# [Objective]
Identify every line in the records below that contains the word "Explore", and reproduce each one.

# [Input records]
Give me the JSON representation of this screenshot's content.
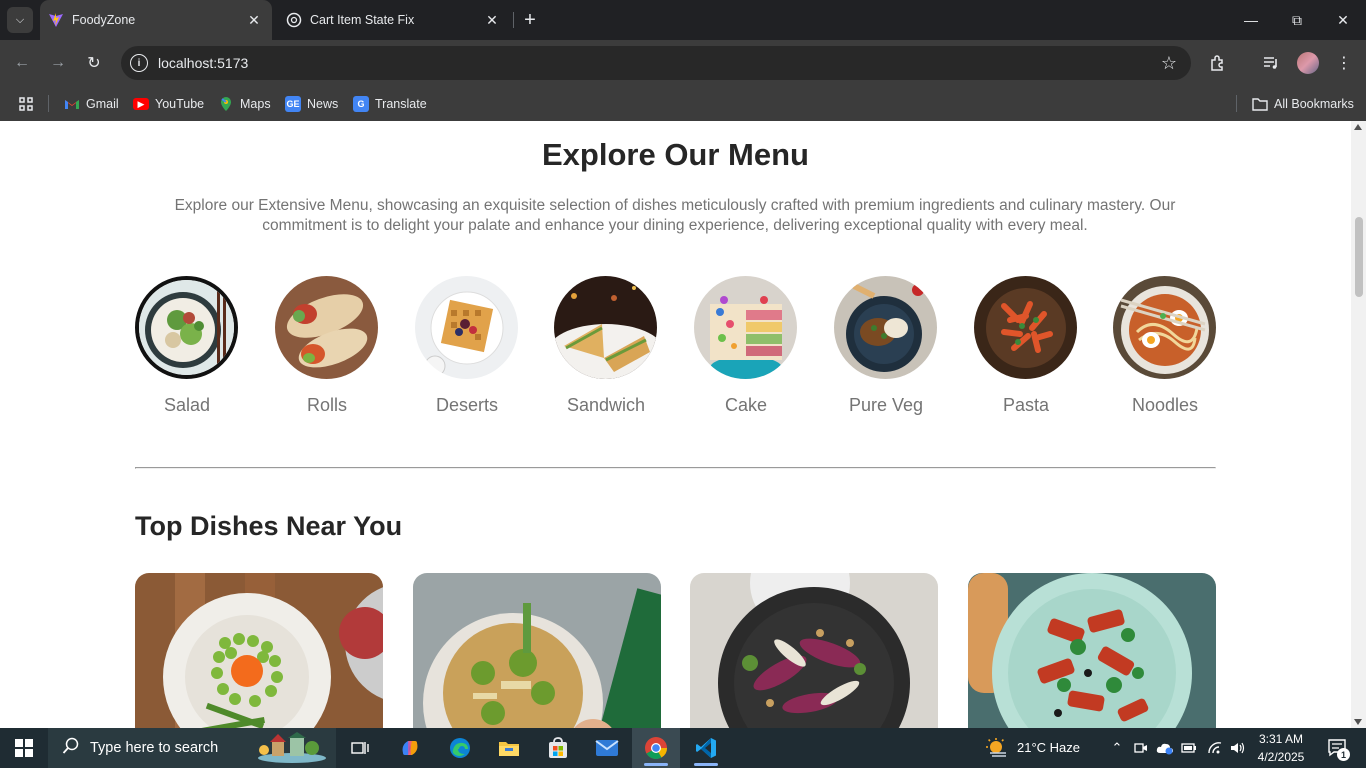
{
  "browser": {
    "tabs": [
      {
        "title": "FoodyZone",
        "active": true
      },
      {
        "title": "Cart Item State Fix",
        "active": false
      }
    ],
    "url": "localhost:5173",
    "bookmarks": [
      {
        "label": "Gmail",
        "icon": "gmail-icon"
      },
      {
        "label": "YouTube",
        "icon": "youtube-icon"
      },
      {
        "label": "Maps",
        "icon": "maps-icon"
      },
      {
        "label": "News",
        "icon": "news-icon"
      },
      {
        "label": "Translate",
        "icon": "translate-icon"
      }
    ],
    "all_bookmarks": "All Bookmarks"
  },
  "menu": {
    "title": "Explore Our Menu",
    "description": "Explore our Extensive Menu, showcasing an exquisite selection of dishes meticulously crafted with premium ingredients and culinary mastery. Our commitment is to delight your palate and enhance your dining experience, delivering exceptional quality with every meal.",
    "items": [
      {
        "label": "Salad"
      },
      {
        "label": "Rolls"
      },
      {
        "label": "Deserts"
      },
      {
        "label": "Sandwich"
      },
      {
        "label": "Cake"
      },
      {
        "label": "Pure Veg"
      },
      {
        "label": "Pasta"
      },
      {
        "label": "Noodles"
      }
    ]
  },
  "dishes": {
    "title": "Top Dishes Near You"
  },
  "taskbar": {
    "search_placeholder": "Type here to search",
    "weather": "21°C  Haze",
    "time": "3:31 AM",
    "date": "4/2/2025",
    "notification_count": "1"
  }
}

# [Task answer]
    "title": "Explore Our Menu",
    "description": "Explore our Extensive Menu, showcasing an exquisite selection of dishes meticulously crafted with premium ingredients and culinary mastery. Our commitment is to delight your palate and enhance your dining experience, delivering exceptional quality with every meal.",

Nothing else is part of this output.